---- Dataset extract

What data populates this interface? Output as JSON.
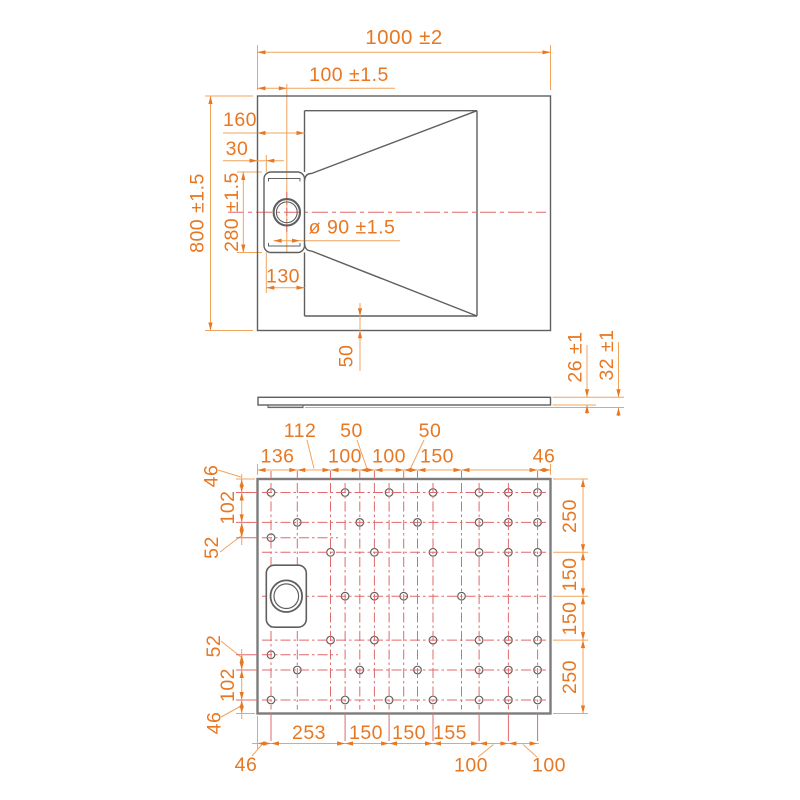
{
  "colors": {
    "dimension_orange": "#e87722",
    "extension_line_orange": "#f0a45c",
    "centerline_red": "#e0696b",
    "drawing_gray": "#5f5f5f"
  },
  "views": {
    "top": {
      "overall_width": "1000 ±2",
      "drain_center_offset": "100 ±1.5",
      "edge_to_basin": "160",
      "edge_to_drain": "30",
      "overall_depth": "800 ±1.5",
      "drain_recess_length": "280 ±1.5",
      "drain_diameter": "ø 90 ±1.5",
      "drain_recess_width": "130",
      "rim_width": "50"
    },
    "side": {
      "tray_thickness": "26 ±1",
      "total_height": "32 ±1"
    },
    "bottom": {
      "top_row": {
        "d136": "136",
        "d112": "112",
        "d100a": "100",
        "d50a": "50",
        "d100b": "100",
        "d50b": "50",
        "d150": "150",
        "d46": "46"
      },
      "left_top": {
        "d46": "46",
        "d102": "102",
        "d52": "52"
      },
      "left_bottom": {
        "d52": "52",
        "d102": "102",
        "d46": "46"
      },
      "right": {
        "d250a": "250",
        "d150a": "150",
        "d150b": "150",
        "d250b": "250"
      },
      "bottom_row": {
        "d46": "46",
        "d253": "253",
        "d150a": "150",
        "d150b": "150",
        "d155": "155",
        "d100a": "100",
        "d100b": "100"
      }
    }
  }
}
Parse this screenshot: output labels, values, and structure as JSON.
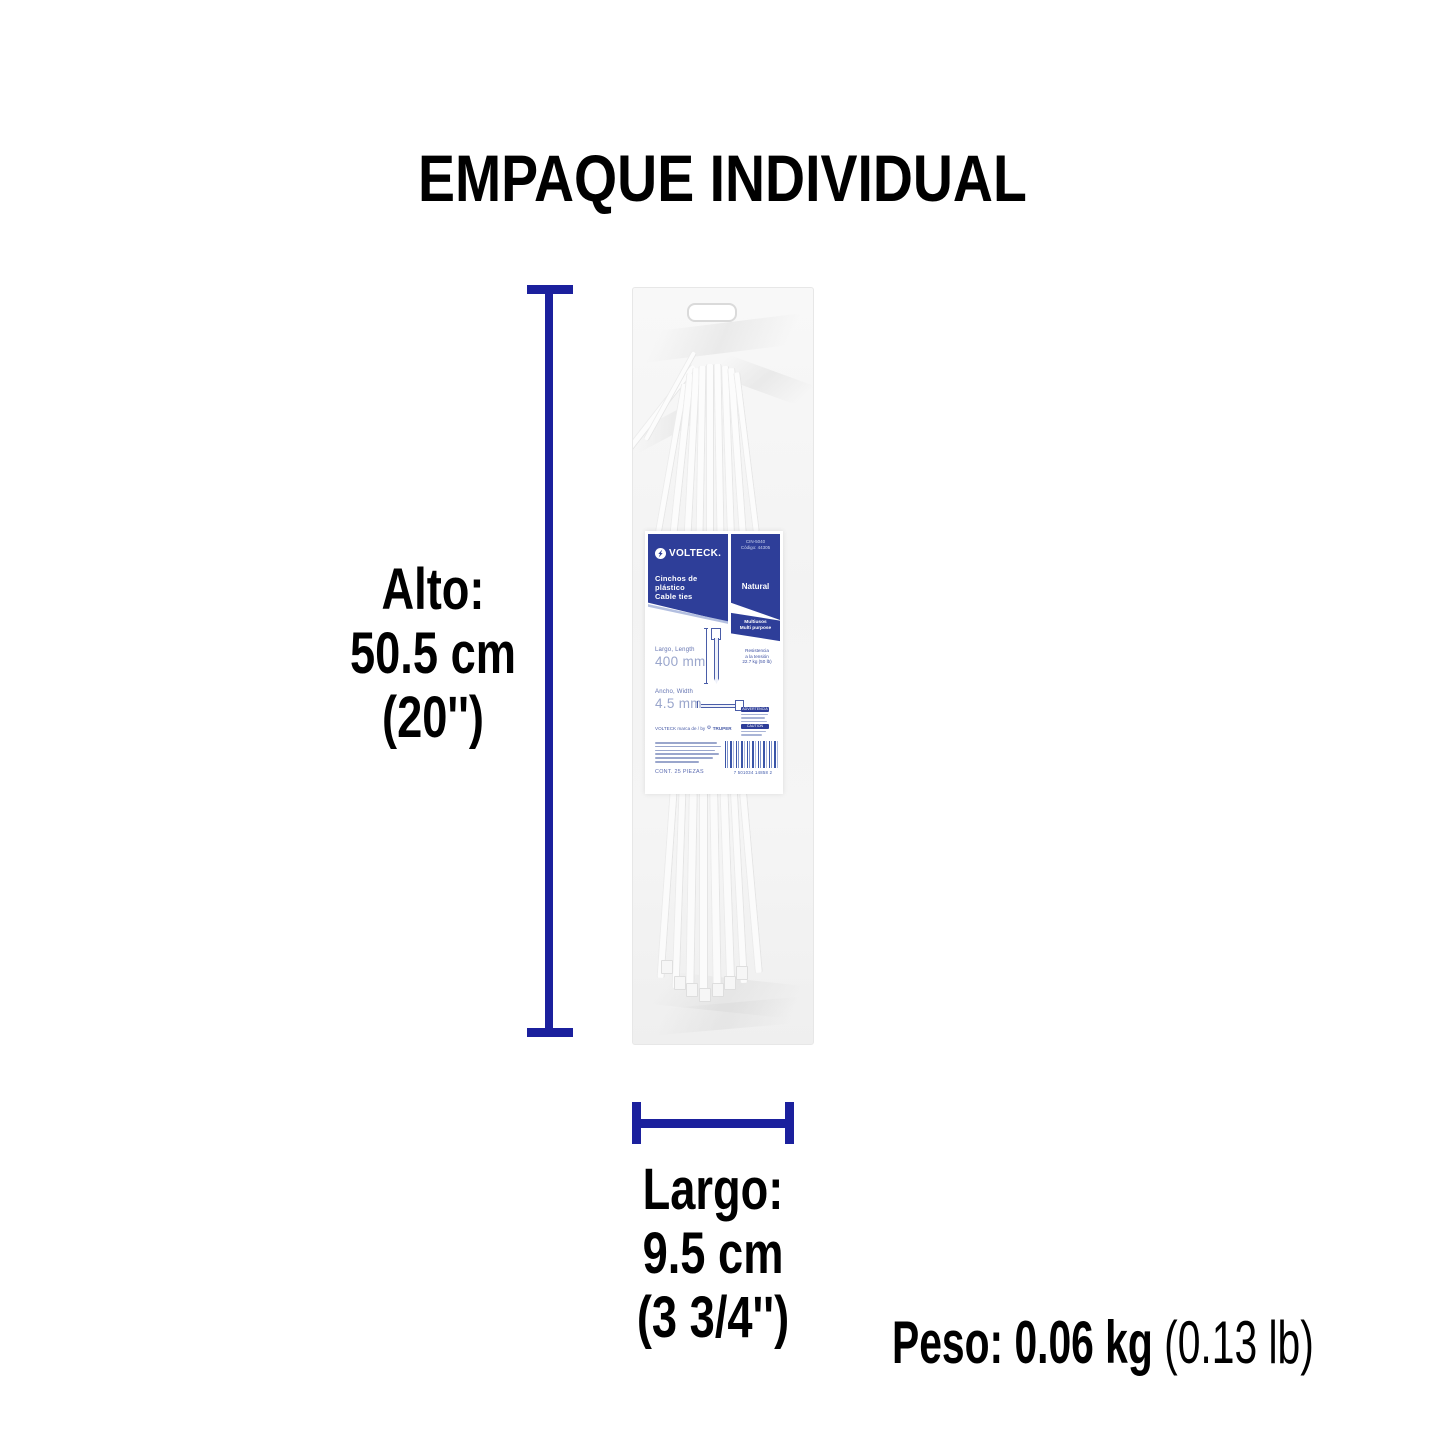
{
  "title": "EMPAQUE INDIVIDUAL",
  "accent_color": "#1b209d",
  "label_blue": "#2e3e99",
  "dims": {
    "alto": {
      "label": "Alto:",
      "metric": "50.5 cm",
      "imperial": "(20'')"
    },
    "largo": {
      "label": "Largo:",
      "metric": "9.5 cm",
      "imperial": "(3 3/4'')"
    },
    "peso": {
      "bold": "Peso: 0.06 kg",
      "light": " (0.13 lb)"
    }
  },
  "package_label": {
    "brand": "VOLTECK.",
    "model": "CIN-5040",
    "code": "Código: 44305",
    "product_line1": "Cinchos de plástico",
    "product_line2": "Cable ties",
    "finish": "Natural",
    "use_line1": "Multiusos",
    "use_line2": "Multi purpose",
    "spec_length_label": "Largo, Length",
    "spec_length_value": "400 mm",
    "spec_width_label": "Ancho, Width",
    "spec_width_value": "4.5 mm",
    "tension": [
      "Resistencia",
      "a la tensión",
      "22.7 kg (50 lb)"
    ],
    "warning_chip": "ADVERTENCIA",
    "caution_chip": "CAUTION",
    "licensee_prefix": "VOLTECK marca de / by",
    "licensee_brand": "TRUPER",
    "content_line": "CONT. 25 PIEZAS",
    "barcode_number": "7 501034 14858 2"
  }
}
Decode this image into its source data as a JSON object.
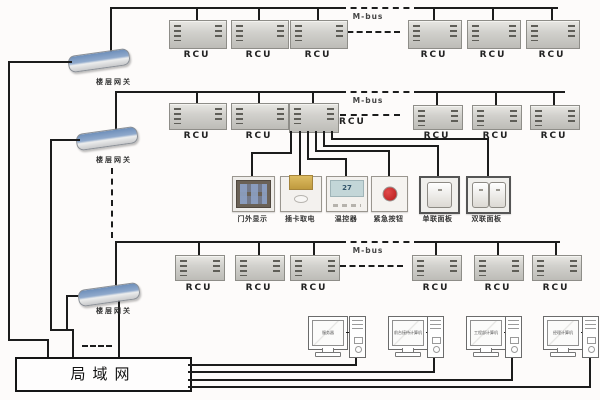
{
  "colors": {
    "wire": "#1c1c1c",
    "rcu_body": "#d2d1cd",
    "gateway_blue": "#6e8fba",
    "lcd_green": "#c3d6d8",
    "emergency_red": "#b51a1a",
    "card_gold": "#c8a449"
  },
  "floors": [
    {
      "gateway": "楼层网关",
      "bus": "M-bus",
      "rcus": [
        "RCU",
        "RCU",
        "RCU",
        "RCU",
        "RCU",
        "RCU"
      ]
    },
    {
      "gateway": "楼层网关",
      "bus": "M-bus",
      "rcus": [
        "RCU",
        "RCU",
        "RCU",
        "RCU",
        "RCU",
        "RCU"
      ]
    },
    {
      "gateway": "楼层网关",
      "bus": "M-bus",
      "rcus": [
        "RCU",
        "RCU",
        "RCU",
        "RCU",
        "RCU",
        "RCU"
      ]
    }
  ],
  "room_devices": [
    {
      "label": "门外显示"
    },
    {
      "label": "插卡取电"
    },
    {
      "label": "温控器",
      "reading": "27"
    },
    {
      "label": "紧急按钮"
    },
    {
      "label": "单联面板"
    },
    {
      "label": "双联面板"
    }
  ],
  "lan": {
    "label": "局域网"
  },
  "computers": [
    {
      "screen": "服务器"
    },
    {
      "screen": "前台接待计算机"
    },
    {
      "screen": "工程部计算机"
    },
    {
      "screen": "经理计算机"
    }
  ]
}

--------

_Work to be completed:_
Omit each picture, then return all of the listing exactly as it stands.

_Reply:_
What data populates this interface? Output as JSON.
{
  "colors": {
    "dimension_orange": "#e87722",
    "extension_line_orange": "#f0a45c",
    "centerline_red": "#e0696b",
    "drawing_gray": "#5f5f5f"
  },
  "views": {
    "top": {
      "overall_width": "1000 ±2",
      "drain_center_offset": "100 ±1.5",
      "edge_to_basin": "160",
      "edge_to_drain": "30",
      "overall_depth": "800 ±1.5",
      "drain_recess_length": "280 ±1.5",
      "drain_diameter": "ø 90 ±1.5",
      "drain_recess_width": "130",
      "rim_width": "50"
    },
    "side": {
      "tray_thickness": "26 ±1",
      "total_height": "32 ±1"
    },
    "bottom": {
      "top_row": {
        "d136": "136",
        "d112": "112",
        "d100a": "100",
        "d50a": "50",
        "d100b": "100",
        "d50b": "50",
        "d150": "150",
        "d46": "46"
      },
      "left_top": {
        "d46": "46",
        "d102": "102",
        "d52": "52"
      },
      "left_bottom": {
        "d52": "52",
        "d102": "102",
        "d46": "46"
      },
      "right": {
        "d250a": "250",
        "d150a": "150",
        "d150b": "150",
        "d250b": "250"
      },
      "bottom_row": {
        "d46": "46",
        "d253": "253",
        "d150a": "150",
        "d150b": "150",
        "d155": "155",
        "d100a": "100",
        "d100b": "100"
      }
    }
  }
}
Parse this screenshot: output labels, values, and structure as JSON.
{
  "title": "EMPAQUE INDIVIDUAL",
  "accent_color": "#1b209d",
  "label_blue": "#2e3e99",
  "dims": {
    "alto": {
      "label": "Alto:",
      "metric": "50.5 cm",
      "imperial": "(20'')"
    },
    "largo": {
      "label": "Largo:",
      "metric": "9.5 cm",
      "imperial": "(3 3/4'')"
    },
    "peso": {
      "bold": "Peso: 0.06 kg",
      "light": " (0.13 lb)"
    }
  },
  "package_label": {
    "brand": "VOLTECK.",
    "model": "CIN-5040",
    "code": "Código: 44305",
    "product_line1": "Cinchos de plástico",
    "product_line2": "Cable ties",
    "finish": "Natural",
    "use_line1": "Multiusos",
    "use_line2": "Multi purpose",
    "spec_length_label": "Largo, Length",
    "spec_length_value": "400 mm",
    "spec_width_label": "Ancho, Width",
    "spec_width_value": "4.5 mm",
    "tension": [
      "Resistencia",
      "a la tensión",
      "22.7 kg (50 lb)"
    ],
    "warning_chip": "ADVERTENCIA",
    "caution_chip": "CAUTION",
    "licensee_prefix": "VOLTECK marca de / by",
    "licensee_brand": "TRUPER",
    "content_line": "CONT. 25 PIEZAS",
    "barcode_number": "7 501034 14858 2"
  }
}
Decode this image into its source data as a JSON object.
{
  "colors": {
    "wire": "#1c1c1c",
    "rcu_body": "#d2d1cd",
    "gateway_blue": "#6e8fba",
    "lcd_green": "#c3d6d8",
    "emergency_red": "#b51a1a",
    "card_gold": "#c8a449"
  },
  "floors": [
    {
      "gateway": "楼层网关",
      "bus": "M-bus",
      "rcus": [
        "RCU",
        "RCU",
        "RCU",
        "RCU",
        "RCU",
        "RCU"
      ]
    },
    {
      "gateway": "楼层网关",
      "bus": "M-bus",
      "rcus": [
        "RCU",
        "RCU",
        "RCU",
        "RCU",
        "RCU",
        "RCU"
      ]
    },
    {
      "gateway": "楼层网关",
      "bus": "M-bus",
      "rcus": [
        "RCU",
        "RCU",
        "RCU",
        "RCU",
        "RCU",
        "RCU"
      ]
    }
  ],
  "room_devices": [
    {
      "label": "门外显示"
    },
    {
      "label": "插卡取电"
    },
    {
      "label": "温控器",
      "reading": "27"
    },
    {
      "label": "紧急按钮"
    },
    {
      "label": "单联面板"
    },
    {
      "label": "双联面板"
    }
  ],
  "lan": {
    "label": "局域网"
  },
  "computers": [
    {
      "screen": "服务器"
    },
    {
      "screen": "前台接待计算机"
    },
    {
      "screen": "工程部计算机"
    },
    {
      "screen": "经理计算机"
    }
  ]
}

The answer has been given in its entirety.